TEXTO DO EXERCÍCIO:

Se de Copacabana e Ipanema, à noite ou pela madrugada, nós vemos a luz branca e a luz vermelha do farol que da ilha chamada Rasa nos manda sua mensagem de fé, a nós, degredados nesta praia de lágrimas, é preciso que algum dia alguém suba na ilha e procure o faroleiro e diga; aqui estamos, irmão.

Assim pois saímos ao mar e quem sai da Guanabara basta ir em frente, tocando para o sul, que chega à ilha. Se passar da ilha e navegar sempre para o sul, não achará nada e mais nada, nunca nada, e talvez, antes de bater na fria Antártida aviste apenas, além de 60 graus de longitude, as tristes Orcadas do Sul.

Mas fiquemos aqui na ilha, que ainda é Brasil; tem caju e pitanga, bananeiras, tem abacate e mangueiras e goiabeiras, tem laranjeiras e sabiá, tem beija-flor, tiê-sangue, bem-te-vi, lacraia, aranha caranguejeira. Cobra não tem não, me informa Astrogildo; cobra tem é na ilha das Palmas, ali perto, e na Redonda também. Ainda que pequena, a Rasa tem dignidade, com seu mato de gravatá, figueira brava, guararema, aroeira, coqueiro baba-de-boi. Às vezes chegam pássaros da terra, canários da terra, acontecem papagaios — “mas os papagaios eu acho que são fugidos dos navios que vêm do norte”. E tem borboleta. E ratos? “Tinha muito rato, mas agora têm muitos gatos vivendo no mato e estão dando cabo deles”. Mas Astrogildo me avisa que qualquer dia vai fazer uma caçada de gatos. “Matar não, que tenho pena; encher um caixote de gatos, mandar soltar em terra, porque eles estão comendo muito passarinho; acho que na ilha não tem mais nenhum maçarico, tudo o gato comeu”.

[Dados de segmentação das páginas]
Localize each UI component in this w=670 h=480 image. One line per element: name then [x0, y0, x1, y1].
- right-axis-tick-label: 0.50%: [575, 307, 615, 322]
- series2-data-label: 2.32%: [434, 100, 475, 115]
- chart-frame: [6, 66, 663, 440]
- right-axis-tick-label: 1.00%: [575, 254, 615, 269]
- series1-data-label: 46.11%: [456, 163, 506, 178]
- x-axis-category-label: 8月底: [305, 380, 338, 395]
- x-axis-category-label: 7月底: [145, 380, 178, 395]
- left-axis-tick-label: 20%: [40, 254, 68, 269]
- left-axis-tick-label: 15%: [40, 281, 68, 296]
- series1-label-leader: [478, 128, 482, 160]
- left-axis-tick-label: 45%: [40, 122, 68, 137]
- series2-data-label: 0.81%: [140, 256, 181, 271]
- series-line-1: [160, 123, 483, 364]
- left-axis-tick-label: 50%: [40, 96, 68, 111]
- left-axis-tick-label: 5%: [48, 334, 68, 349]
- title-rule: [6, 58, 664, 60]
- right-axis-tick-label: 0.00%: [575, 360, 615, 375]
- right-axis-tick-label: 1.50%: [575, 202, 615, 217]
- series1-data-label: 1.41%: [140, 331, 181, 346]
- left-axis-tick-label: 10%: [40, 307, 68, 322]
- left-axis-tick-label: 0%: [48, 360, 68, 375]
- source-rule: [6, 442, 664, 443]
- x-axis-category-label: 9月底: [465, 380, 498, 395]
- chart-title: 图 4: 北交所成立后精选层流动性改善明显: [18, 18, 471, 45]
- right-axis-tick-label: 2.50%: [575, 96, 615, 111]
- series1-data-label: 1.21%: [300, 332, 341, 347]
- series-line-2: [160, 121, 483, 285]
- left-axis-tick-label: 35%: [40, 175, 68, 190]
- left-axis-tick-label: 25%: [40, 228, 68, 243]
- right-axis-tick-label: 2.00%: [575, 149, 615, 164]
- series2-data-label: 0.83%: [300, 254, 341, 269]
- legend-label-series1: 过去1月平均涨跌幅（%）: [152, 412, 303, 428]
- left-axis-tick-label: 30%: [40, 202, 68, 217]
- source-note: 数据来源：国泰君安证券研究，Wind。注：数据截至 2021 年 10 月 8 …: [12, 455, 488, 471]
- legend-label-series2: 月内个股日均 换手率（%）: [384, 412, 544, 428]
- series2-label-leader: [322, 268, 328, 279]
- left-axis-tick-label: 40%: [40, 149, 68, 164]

TAREFA: Prossiga o texto sobre a ilha Rasa e seu farol a partir da última frase. O material não é necessário para a tarefa.

RESPOSTA:
Subimos ao belo farol, nobre construção de pedra no centro de um pátio calçado de mármore branco e negro onde a água da chuva é recolhida. Aqui é tudo sólido e limpo, essa limpeza exemplar da Marinha, e há palavras em latim dizendo que em 1883, reinante D. Pedro II, foi inaugurada a luz elétrica. Mas há uns anos atrás, quando vim à ilha, a luz era de querosene. Agora voltou a ser elétrica, porque se instalou um motor a óleo para o Rádio Farol que dia e noite emite seu prefixo para os aviões e navios perdidos nas ondas e nuvens deste mundo, dizendo que aqui é um lugar no mar defronte da baía de Guanabara, aqui é o Rio de Janeiro.

Lembro-me de que anos atrás, quando estive aqui, pedi pelo jornal, para Astrogildo, uma geladeira, onde sua família possa conservar o peixe e a verdura, ou a carne que vem do Rio.

— Já tem geladeira? 

— Que nada...

Pergunto a Astrogildo se ele precisa de alguma coisa, talvez haja pessoas que tenham um gesto para esse homem da ilha. Ele me diz que tem uma pata e uma gansa, mas não tem nem pato nem ganso, também faz falta muda de bambu que no futuro dê para cortar caniço para os homens e meninos da ilha, um veterinário para explicar que doença que está dando nas cabras que ataca as pernas, o bicho fica tremendo, roda, roda e cai morto; e quem sabe aqui seria bom para criar galinha-d’angola. Quem quiser mandar algum animal ou vegetal para a ilha (muda de capim era boa ideia) mande para Diretoria de Hidrografia e Navegação, na ilha Fiscal, aos cuidados do faroleiro Felix, que toda terça-feira vai de lá um barco na ilha Rasa.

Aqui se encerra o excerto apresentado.